• _RECORDED INFORMATION_
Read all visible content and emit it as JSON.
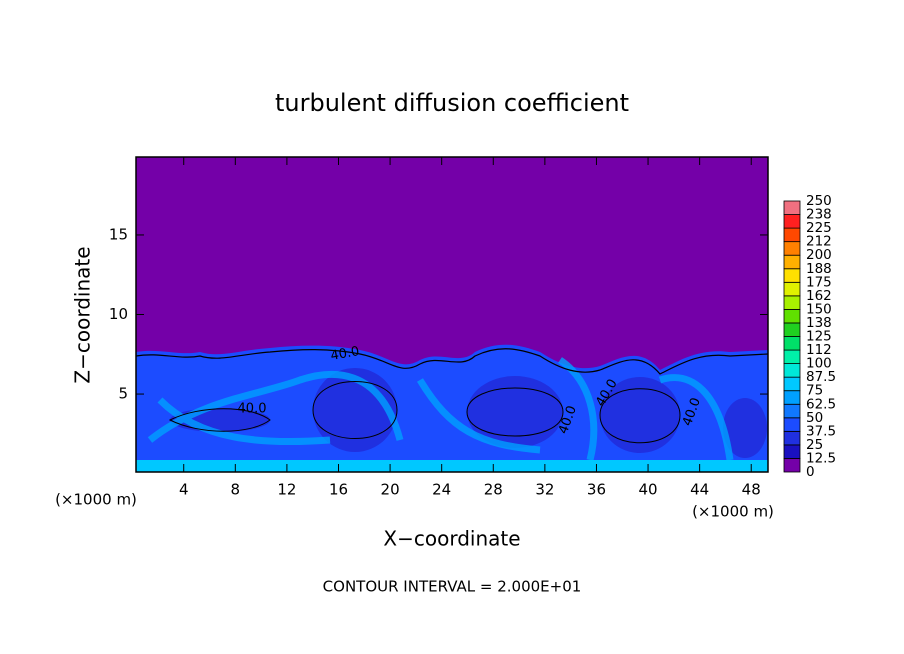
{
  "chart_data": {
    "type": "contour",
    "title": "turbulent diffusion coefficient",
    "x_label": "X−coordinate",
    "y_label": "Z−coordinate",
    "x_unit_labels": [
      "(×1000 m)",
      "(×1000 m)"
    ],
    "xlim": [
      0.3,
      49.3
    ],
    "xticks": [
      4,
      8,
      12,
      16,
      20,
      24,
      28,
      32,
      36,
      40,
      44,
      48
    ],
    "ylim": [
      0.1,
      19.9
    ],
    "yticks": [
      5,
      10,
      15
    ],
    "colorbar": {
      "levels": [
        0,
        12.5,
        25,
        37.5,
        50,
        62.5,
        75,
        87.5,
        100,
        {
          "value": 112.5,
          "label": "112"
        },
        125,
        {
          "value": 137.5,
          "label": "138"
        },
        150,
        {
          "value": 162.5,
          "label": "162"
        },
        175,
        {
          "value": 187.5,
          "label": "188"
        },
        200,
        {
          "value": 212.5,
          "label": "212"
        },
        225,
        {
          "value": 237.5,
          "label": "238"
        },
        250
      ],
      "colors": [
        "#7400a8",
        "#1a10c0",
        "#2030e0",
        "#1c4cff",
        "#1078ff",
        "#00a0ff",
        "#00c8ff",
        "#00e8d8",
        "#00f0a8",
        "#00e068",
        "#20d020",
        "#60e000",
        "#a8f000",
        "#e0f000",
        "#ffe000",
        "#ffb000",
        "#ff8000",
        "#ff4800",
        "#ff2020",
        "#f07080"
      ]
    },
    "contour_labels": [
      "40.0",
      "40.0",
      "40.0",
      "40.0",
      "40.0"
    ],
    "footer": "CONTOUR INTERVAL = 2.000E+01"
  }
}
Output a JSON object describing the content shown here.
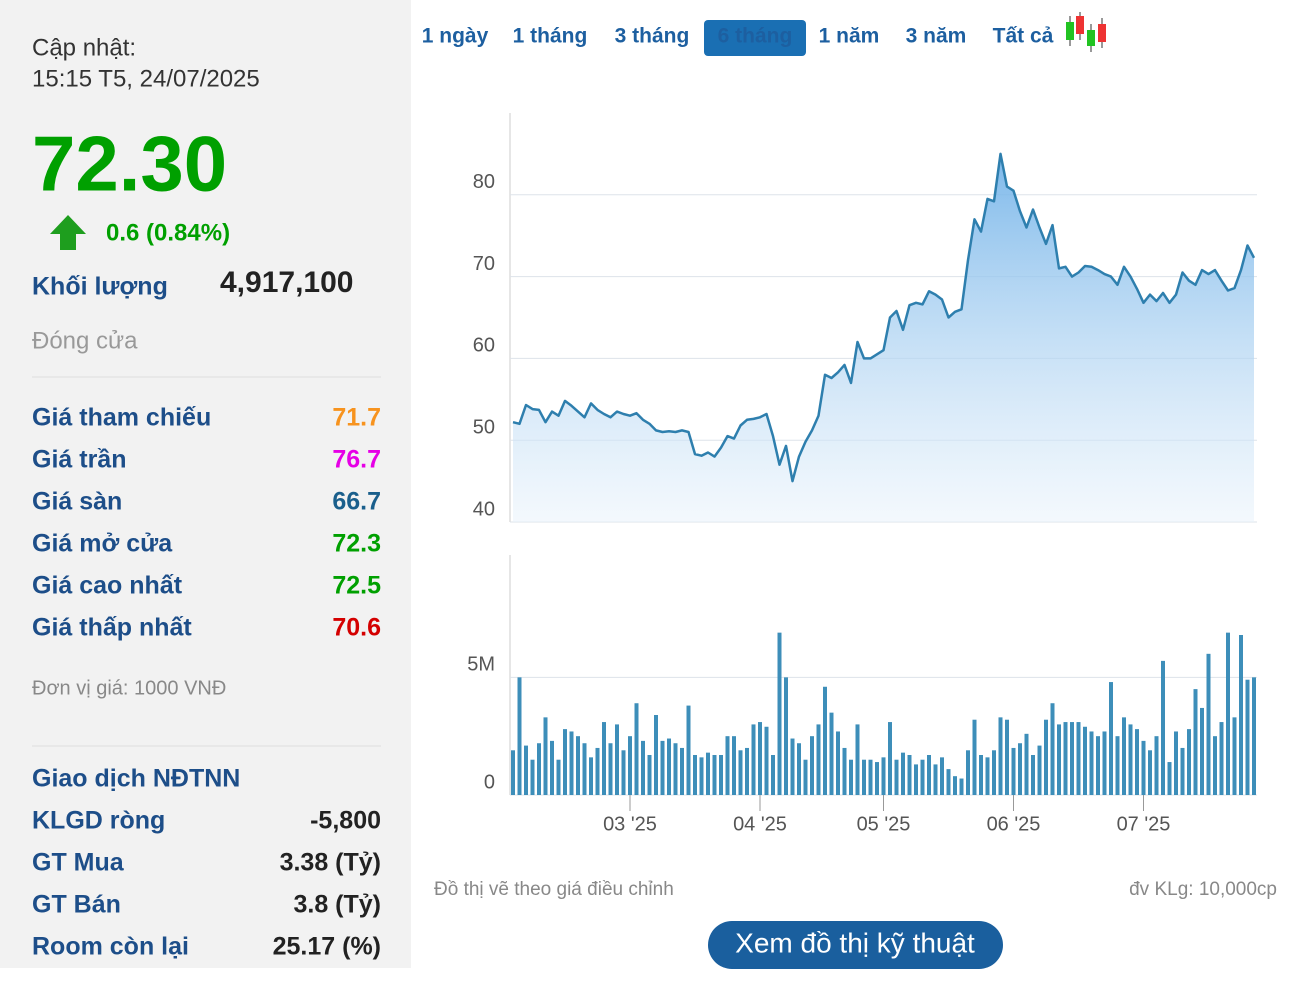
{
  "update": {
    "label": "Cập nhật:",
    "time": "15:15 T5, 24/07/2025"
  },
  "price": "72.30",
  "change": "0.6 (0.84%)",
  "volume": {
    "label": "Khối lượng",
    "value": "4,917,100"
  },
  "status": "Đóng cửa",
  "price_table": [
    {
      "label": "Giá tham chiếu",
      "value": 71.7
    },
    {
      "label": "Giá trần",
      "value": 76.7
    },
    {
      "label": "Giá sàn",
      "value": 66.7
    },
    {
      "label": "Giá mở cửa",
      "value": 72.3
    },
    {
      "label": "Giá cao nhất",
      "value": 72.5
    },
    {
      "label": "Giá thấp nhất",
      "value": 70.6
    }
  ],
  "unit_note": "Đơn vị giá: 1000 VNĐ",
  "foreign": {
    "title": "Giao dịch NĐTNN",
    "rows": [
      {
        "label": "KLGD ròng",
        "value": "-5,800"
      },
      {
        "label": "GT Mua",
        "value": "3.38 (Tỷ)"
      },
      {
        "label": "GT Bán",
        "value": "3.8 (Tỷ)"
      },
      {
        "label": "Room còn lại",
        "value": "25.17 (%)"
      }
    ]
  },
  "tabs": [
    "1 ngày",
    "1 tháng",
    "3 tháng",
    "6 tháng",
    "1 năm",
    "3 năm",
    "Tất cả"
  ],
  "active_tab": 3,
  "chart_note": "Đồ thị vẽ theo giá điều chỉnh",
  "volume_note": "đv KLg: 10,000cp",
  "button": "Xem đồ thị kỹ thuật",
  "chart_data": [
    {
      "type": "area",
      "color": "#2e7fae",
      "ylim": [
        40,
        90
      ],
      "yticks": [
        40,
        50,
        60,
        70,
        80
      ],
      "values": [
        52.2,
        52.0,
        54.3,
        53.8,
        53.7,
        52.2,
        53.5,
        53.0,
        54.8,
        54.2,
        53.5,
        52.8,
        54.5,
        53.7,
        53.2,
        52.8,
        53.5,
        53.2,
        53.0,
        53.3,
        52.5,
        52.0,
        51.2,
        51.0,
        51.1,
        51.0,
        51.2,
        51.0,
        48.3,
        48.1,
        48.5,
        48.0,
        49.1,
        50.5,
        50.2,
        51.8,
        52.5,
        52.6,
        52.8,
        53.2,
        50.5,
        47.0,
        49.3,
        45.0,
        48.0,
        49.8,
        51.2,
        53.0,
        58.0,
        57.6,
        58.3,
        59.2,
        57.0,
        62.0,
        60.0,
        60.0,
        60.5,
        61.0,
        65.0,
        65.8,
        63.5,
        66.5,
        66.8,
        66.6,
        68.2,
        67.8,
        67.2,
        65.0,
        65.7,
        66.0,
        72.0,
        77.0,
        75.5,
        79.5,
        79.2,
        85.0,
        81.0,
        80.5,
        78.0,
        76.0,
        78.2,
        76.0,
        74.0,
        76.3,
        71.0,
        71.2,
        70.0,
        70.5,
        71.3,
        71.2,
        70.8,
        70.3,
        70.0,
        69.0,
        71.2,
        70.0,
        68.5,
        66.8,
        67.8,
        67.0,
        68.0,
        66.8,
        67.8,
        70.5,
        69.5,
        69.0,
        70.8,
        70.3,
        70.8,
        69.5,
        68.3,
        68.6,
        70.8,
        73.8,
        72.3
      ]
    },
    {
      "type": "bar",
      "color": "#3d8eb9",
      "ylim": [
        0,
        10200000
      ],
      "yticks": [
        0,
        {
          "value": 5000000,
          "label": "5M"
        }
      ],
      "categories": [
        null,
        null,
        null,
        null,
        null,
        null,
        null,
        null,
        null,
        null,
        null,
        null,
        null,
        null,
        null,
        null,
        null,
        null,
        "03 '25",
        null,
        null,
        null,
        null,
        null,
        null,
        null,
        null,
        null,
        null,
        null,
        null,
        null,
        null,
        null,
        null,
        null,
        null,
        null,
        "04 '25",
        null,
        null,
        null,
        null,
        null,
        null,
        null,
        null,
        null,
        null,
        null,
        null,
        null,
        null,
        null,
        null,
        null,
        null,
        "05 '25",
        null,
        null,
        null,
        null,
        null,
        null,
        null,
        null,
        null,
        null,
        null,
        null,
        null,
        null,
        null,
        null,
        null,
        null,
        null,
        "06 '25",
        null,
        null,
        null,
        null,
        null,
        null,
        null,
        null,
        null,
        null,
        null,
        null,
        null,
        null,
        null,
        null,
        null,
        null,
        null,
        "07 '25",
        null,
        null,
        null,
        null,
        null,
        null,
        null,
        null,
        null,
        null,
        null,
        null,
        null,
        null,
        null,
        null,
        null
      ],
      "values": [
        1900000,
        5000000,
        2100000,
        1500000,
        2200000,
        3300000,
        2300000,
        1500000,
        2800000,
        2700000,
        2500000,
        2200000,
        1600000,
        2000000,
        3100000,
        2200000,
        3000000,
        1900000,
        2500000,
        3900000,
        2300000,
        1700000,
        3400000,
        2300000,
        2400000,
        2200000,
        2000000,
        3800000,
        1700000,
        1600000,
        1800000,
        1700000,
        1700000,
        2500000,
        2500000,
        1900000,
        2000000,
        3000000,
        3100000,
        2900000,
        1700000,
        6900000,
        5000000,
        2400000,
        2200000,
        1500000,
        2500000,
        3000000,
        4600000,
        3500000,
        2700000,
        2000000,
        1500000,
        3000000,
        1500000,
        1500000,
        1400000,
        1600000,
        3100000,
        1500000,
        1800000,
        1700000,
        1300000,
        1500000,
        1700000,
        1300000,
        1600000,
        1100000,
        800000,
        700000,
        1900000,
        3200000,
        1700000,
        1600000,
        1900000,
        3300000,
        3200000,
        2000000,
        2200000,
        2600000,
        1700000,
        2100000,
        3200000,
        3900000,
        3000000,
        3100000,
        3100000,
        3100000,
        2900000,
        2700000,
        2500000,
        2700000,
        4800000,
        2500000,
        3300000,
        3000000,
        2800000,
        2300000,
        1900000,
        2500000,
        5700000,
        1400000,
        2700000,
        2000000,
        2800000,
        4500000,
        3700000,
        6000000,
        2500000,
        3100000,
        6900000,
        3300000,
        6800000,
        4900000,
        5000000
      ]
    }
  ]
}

---

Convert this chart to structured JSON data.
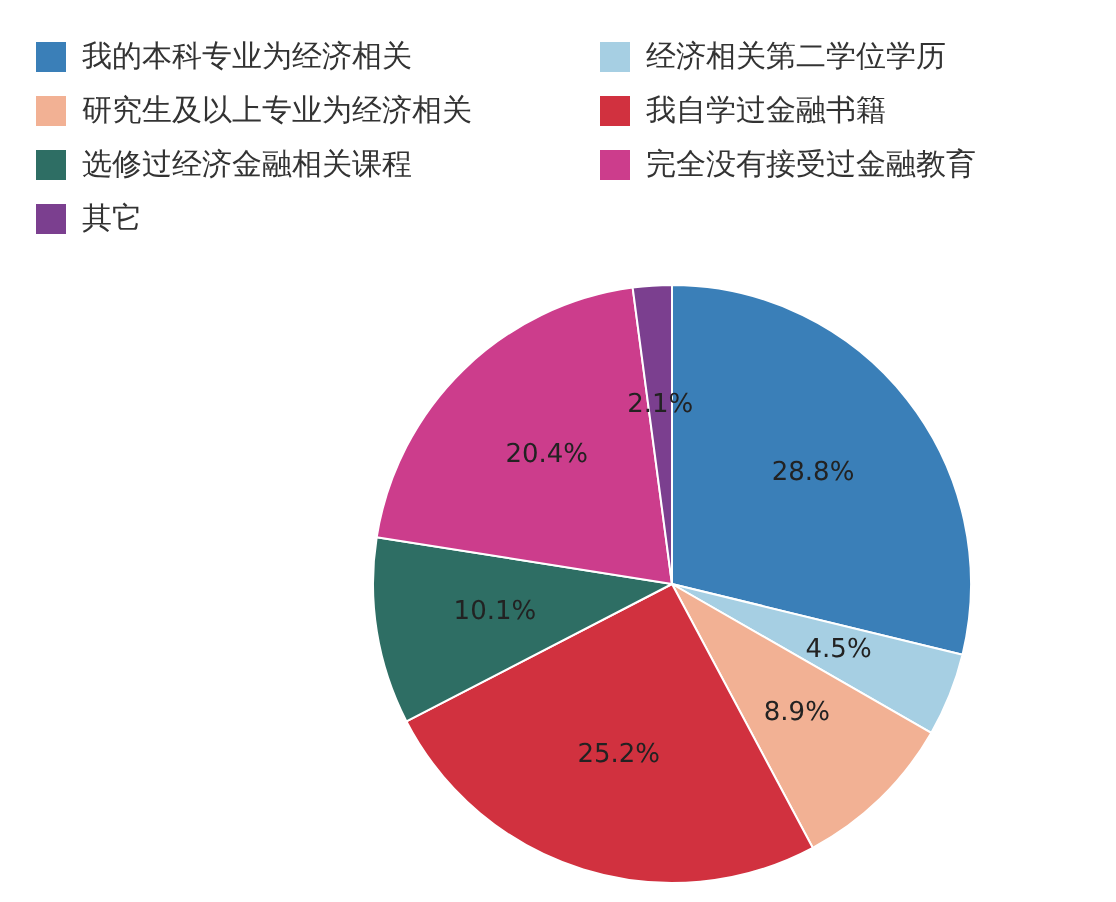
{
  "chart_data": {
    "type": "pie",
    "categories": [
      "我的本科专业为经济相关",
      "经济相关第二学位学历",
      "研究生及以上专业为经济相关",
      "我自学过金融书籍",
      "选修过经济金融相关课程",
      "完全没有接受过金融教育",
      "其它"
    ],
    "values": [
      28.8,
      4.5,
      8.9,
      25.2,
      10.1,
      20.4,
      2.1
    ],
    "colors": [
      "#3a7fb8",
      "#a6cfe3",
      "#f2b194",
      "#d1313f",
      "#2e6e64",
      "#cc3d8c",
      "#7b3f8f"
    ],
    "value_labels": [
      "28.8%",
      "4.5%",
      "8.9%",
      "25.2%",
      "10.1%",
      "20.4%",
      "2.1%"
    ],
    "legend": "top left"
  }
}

• _EXERCISE GOAL_
Search the preceding listing for "JSON" and extract every line where it is found.

• _OUTPUT BELOW_
Read all visible content and emit it as JSON.
Output a JSON object describing the content shown here.
Convert this chart to structured JSON data.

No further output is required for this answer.